##### MATERIAL PROVIDED #####

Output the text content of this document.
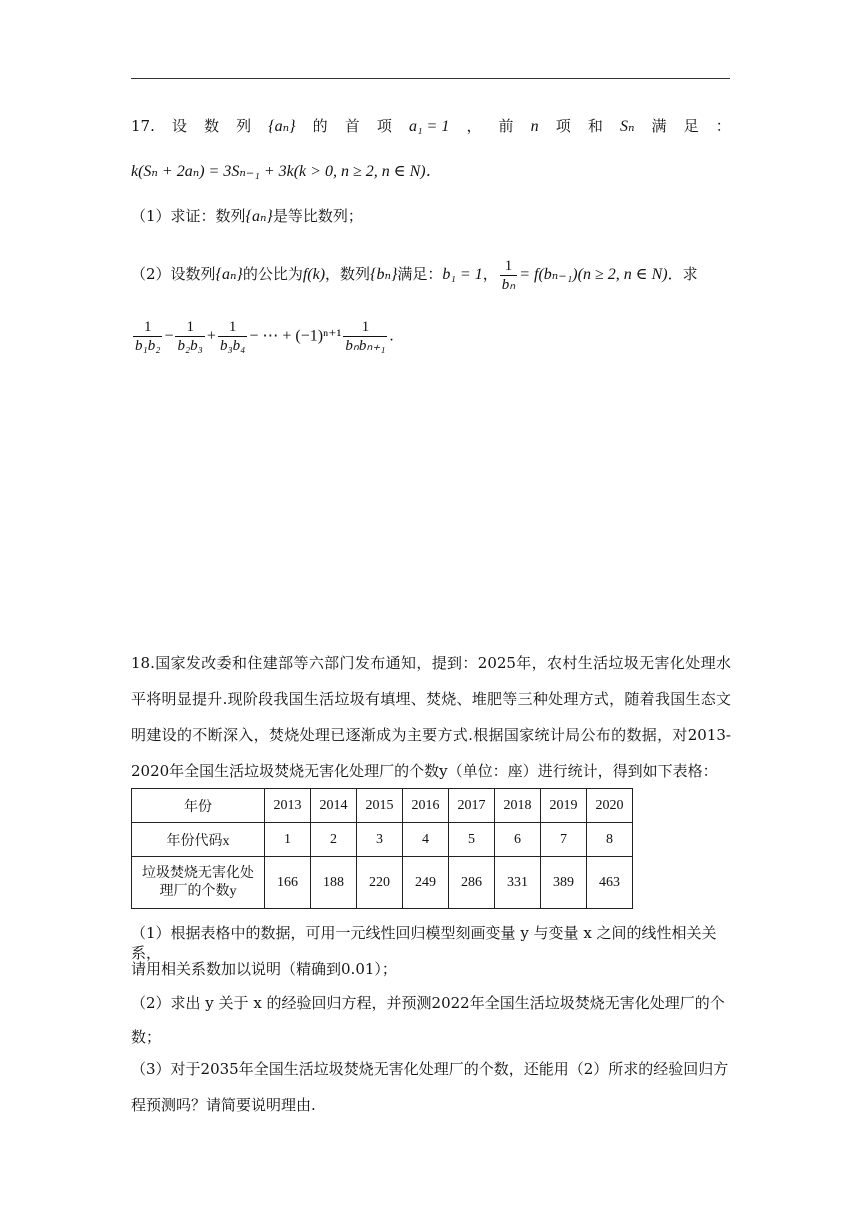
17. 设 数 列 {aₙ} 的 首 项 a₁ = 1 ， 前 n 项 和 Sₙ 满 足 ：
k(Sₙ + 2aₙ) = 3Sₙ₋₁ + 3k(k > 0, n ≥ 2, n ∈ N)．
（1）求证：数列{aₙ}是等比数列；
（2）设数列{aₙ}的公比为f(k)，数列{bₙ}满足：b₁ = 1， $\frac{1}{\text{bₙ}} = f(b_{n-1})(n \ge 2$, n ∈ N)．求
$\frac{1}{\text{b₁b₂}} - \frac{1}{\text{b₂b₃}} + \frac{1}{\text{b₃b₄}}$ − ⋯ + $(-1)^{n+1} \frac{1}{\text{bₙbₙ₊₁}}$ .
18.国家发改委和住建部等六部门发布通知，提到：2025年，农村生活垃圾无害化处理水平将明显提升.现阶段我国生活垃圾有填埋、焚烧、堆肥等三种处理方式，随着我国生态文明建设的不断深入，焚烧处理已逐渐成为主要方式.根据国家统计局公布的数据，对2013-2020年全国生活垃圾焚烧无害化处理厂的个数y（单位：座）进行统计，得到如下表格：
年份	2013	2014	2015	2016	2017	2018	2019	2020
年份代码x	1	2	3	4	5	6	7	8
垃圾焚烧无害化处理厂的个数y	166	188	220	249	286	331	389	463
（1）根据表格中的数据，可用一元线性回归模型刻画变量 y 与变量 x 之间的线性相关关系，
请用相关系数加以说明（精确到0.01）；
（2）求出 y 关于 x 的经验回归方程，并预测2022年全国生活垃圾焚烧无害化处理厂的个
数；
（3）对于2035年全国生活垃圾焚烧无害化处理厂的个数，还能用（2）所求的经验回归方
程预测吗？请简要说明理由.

#####

● REQUIREMENT: Set out every line from the material that contains the string "frac".

● FULL SOLUTION:
（2）设数列{aₙ}的公比为f(k)，数列{bₙ}满足：b₁ = 1， $\frac{1}{\text{bₙ}} = f(b_{n-1})(n \ge 2$, n ∈ N)．求
$\frac{1}{\text{b₁b₂}} - \frac{1}{\text{b₂b₃}} + \frac{1}{\text{b₃b₄}}$ − ⋯ + $(-1)^{n+1} \frac{1}{\text{bₙbₙ₊₁}}$ .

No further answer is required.